Task to carry out — Repeat every entry word for word, but leave the images out of your copy.

————————

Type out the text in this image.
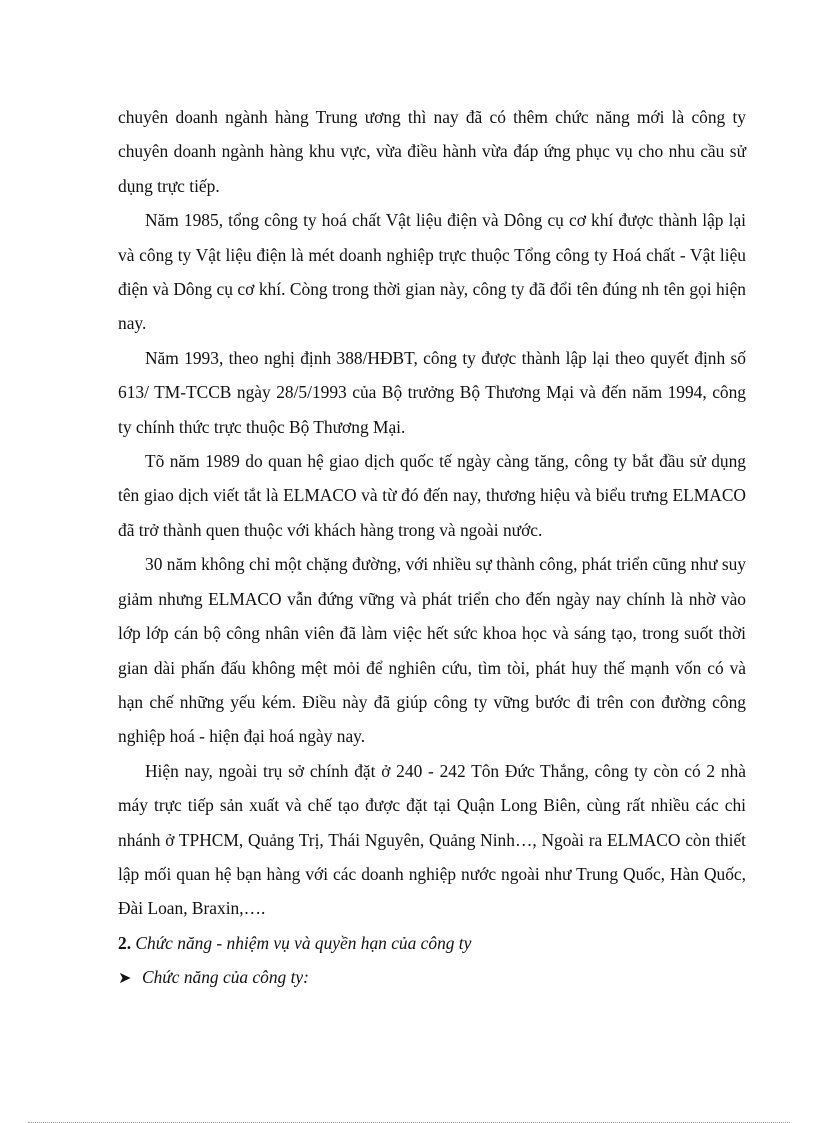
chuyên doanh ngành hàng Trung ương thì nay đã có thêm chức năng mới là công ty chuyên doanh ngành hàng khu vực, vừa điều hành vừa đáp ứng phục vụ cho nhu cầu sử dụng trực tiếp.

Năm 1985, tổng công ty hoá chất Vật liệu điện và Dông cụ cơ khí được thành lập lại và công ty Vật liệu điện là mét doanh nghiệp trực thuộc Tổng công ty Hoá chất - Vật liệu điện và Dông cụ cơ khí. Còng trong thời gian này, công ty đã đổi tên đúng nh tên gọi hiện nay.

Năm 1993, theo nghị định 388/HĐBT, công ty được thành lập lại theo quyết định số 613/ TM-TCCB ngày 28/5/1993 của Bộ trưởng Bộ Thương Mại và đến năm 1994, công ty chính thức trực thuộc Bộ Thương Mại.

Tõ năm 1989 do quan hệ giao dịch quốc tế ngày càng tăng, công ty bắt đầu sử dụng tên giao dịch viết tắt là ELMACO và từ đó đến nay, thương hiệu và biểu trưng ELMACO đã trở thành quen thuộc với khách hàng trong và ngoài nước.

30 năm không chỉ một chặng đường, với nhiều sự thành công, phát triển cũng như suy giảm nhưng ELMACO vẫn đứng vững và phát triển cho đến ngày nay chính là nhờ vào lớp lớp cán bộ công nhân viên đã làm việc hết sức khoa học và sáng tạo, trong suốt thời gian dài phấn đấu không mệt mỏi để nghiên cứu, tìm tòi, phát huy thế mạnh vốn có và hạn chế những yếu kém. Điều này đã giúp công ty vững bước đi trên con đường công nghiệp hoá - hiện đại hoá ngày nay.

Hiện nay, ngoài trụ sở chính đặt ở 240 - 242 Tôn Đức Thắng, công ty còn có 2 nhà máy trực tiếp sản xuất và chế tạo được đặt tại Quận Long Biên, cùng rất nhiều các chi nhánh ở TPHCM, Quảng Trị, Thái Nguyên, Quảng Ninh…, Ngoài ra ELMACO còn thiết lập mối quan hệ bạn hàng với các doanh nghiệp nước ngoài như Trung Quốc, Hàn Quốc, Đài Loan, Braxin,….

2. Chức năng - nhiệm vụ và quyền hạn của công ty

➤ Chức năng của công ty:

————————

Task answer —
Type out the text in this image.
chuyên doanh ngành hàng Trung ương thì nay đã có thêm chức năng mới là công ty chuyên doanh ngành hàng khu vực, vừa điều hành vừa đáp ứng phục vụ cho nhu cầu sử dụng trực tiếp.

Năm 1985, tổng công ty hoá chất Vật liệu điện và Dông cụ cơ khí được thành lập lại và công ty Vật liệu điện là mét doanh nghiệp trực thuộc Tổng công ty Hoá chất - Vật liệu điện và Dông cụ cơ khí. Còng trong thời gian này, công ty đã đổi tên đúng nh tên gọi hiện nay.

Năm 1993, theo nghị định 388/HĐBT, công ty được thành lập lại theo quyết định số 613/ TM-TCCB ngày 28/5/1993 của Bộ trưởng Bộ Thương Mại và đến năm 1994, công ty chính thức trực thuộc Bộ Thương Mại.

Tõ năm 1989 do quan hệ giao dịch quốc tế ngày càng tăng, công ty bắt đầu sử dụng tên giao dịch viết tắt là ELMACO và từ đó đến nay, thương hiệu và biểu trưng ELMACO đã trở thành quen thuộc với khách hàng trong và ngoài nước.

30 năm không chỉ một chặng đường, với nhiều sự thành công, phát triển cũng như suy giảm nhưng ELMACO vẫn đứng vững và phát triển cho đến ngày nay chính là nhờ vào lớp lớp cán bộ công nhân viên đã làm việc hết sức khoa học và sáng tạo, trong suốt thời gian dài phấn đấu không mệt mỏi để nghiên cứu, tìm tòi, phát huy thế mạnh vốn có và hạn chế những yếu kém. Điều này đã giúp công ty vững bước đi trên con đường công nghiệp hoá - hiện đại hoá ngày nay.

Hiện nay, ngoài trụ sở chính đặt ở 240 - 242 Tôn Đức Thắng, công ty còn có 2 nhà máy trực tiếp sản xuất và chế tạo được đặt tại Quận Long Biên, cùng rất nhiều các chi nhánh ở TPHCM, Quảng Trị, Thái Nguyên, Quảng Ninh…, Ngoài ra ELMACO còn thiết lập mối quan hệ bạn hàng với các doanh nghiệp nước ngoài như Trung Quốc, Hàn Quốc, Đài Loan, Braxin,….

2. Chức năng - nhiệm vụ và quyền hạn của công ty

➤ Chức năng của công ty:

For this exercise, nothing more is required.